- [The problem]:
Which lines hold the string "عليه"? Copy every one of them.

- [Supplied data]:
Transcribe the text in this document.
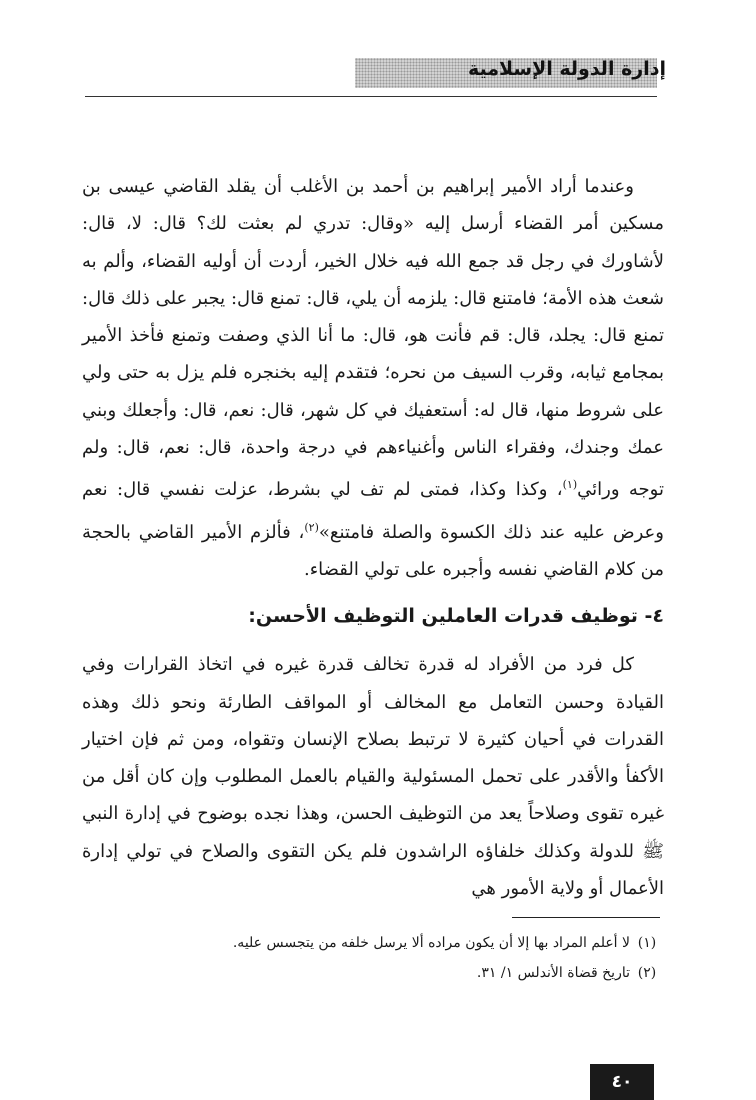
إدارة الدولة الإسلامية

وعندما أراد الأمير إبراهيم بن أحمد بن الأغلب أن يقلد القاضي عيسى بن مسكين أمر القضاء أرسل إليه «وقال: تدري لم بعثت لك؟ قال: لا، قال: لأشاورك في رجل قد جمع الله فيه خلال الخير، أردت أن أوليه القضاء، وألم به شعث هذه الأمة؛ فامتنع قال: يلزمه أن يلي، قال: تمنع قال: يجبر على ذلك قال: تمنع قال: يجلد، قال: قم فأنت هو، قال: ما أنا الذي وصفت وتمنع فأخذ الأمير بمجامع ثيابه، وقرب السيف من نحره؛ فتقدم إليه بخنجره فلم يزل به حتى ولي على شروط منها، قال له: أستعفيك في كل شهر، قال: نعم، قال: وأجعلك وبني عمك وجندك، وفقراء الناس وأغنياءهم في درجة واحدة، قال: نعم، قال: ولم توجه ورائي$^{(١)}$، وكذا وكذا، فمتى لم تف لي بشرط، عزلت نفسي قال: نعم وعرض عليه عند ذلك الكسوة والصلة فامتنع»$^{(٢)}$، فألزم الأمير القاضي بالحجة من كلام القاضي نفسه وأجبره على تولي القضاء.

٤- توظيف قدرات العاملين التوظيف الأحسن:

كل فرد من الأفراد له قدرة تخالف قدرة غيره في اتخاذ القرارات وفي القيادة وحسن التعامل مع المخالف أو المواقف الطارئة ونحو ذلك وهذه القدرات في أحيان كثيرة لا ترتبط بصلاح الإنسان وتقواه، ومن ثم فإن اختيار الأكفأ والأقدر على تحمل المسئولية والقيام بالعمل المطلوب وإن كان أقل من غيره تقوى وصلاحاً يعد من التوظيف الحسن، وهذا نجده بوضوح في إدارة النبي ﷺ للدولة وكذلك خلفاؤه الراشدون فلم يكن التقوى والصلاح في تولي إدارة الأعمال أو ولاية الأمور هي

(١)
لا أعلم المراد بها إلا أن يكون مراده ألا يرسل خلفه من يتجسس عليه.
(٢)
تاريخ قضاة الأندلس ١/ ٣١.
٤٠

- [Solution to the problem]:
وعندما أراد الأمير إبراهيم بن أحمد بن الأغلب أن يقلد القاضي عيسى بن مسكين أمر القضاء أرسل إليه «وقال: تدري لم بعثت لك؟ قال: لا، قال: لأشاورك في رجل قد جمع الله فيه خلال الخير، أردت أن أوليه القضاء، وألم به شعث هذه الأمة؛ فامتنع قال: يلزمه أن يلي، قال: تمنع قال: يجبر على ذلك قال: تمنع قال: يجلد، قال: قم فأنت هو، قال: ما أنا الذي وصفت وتمنع فأخذ الأمير بمجامع ثيابه، وقرب السيف من نحره؛ فتقدم إليه بخنجره فلم يزل به حتى ولي على شروط منها، قال له: أستعفيك في كل شهر، قال: نعم، قال: وأجعلك وبني عمك وجندك، وفقراء الناس وأغنياءهم في درجة واحدة، قال: نعم، قال: ولم توجه ورائي$^{(١)}$، وكذا وكذا، فمتى لم تف لي بشرط، عزلت نفسي قال: نعم وعرض عليه عند ذلك الكسوة والصلة فامتنع»$^{(٢)}$، فألزم الأمير القاضي بالحجة من كلام القاضي نفسه وأجبره على تولي القضاء.
لا أعلم المراد بها إلا أن يكون مراده ألا يرسل خلفه من يتجسس عليه.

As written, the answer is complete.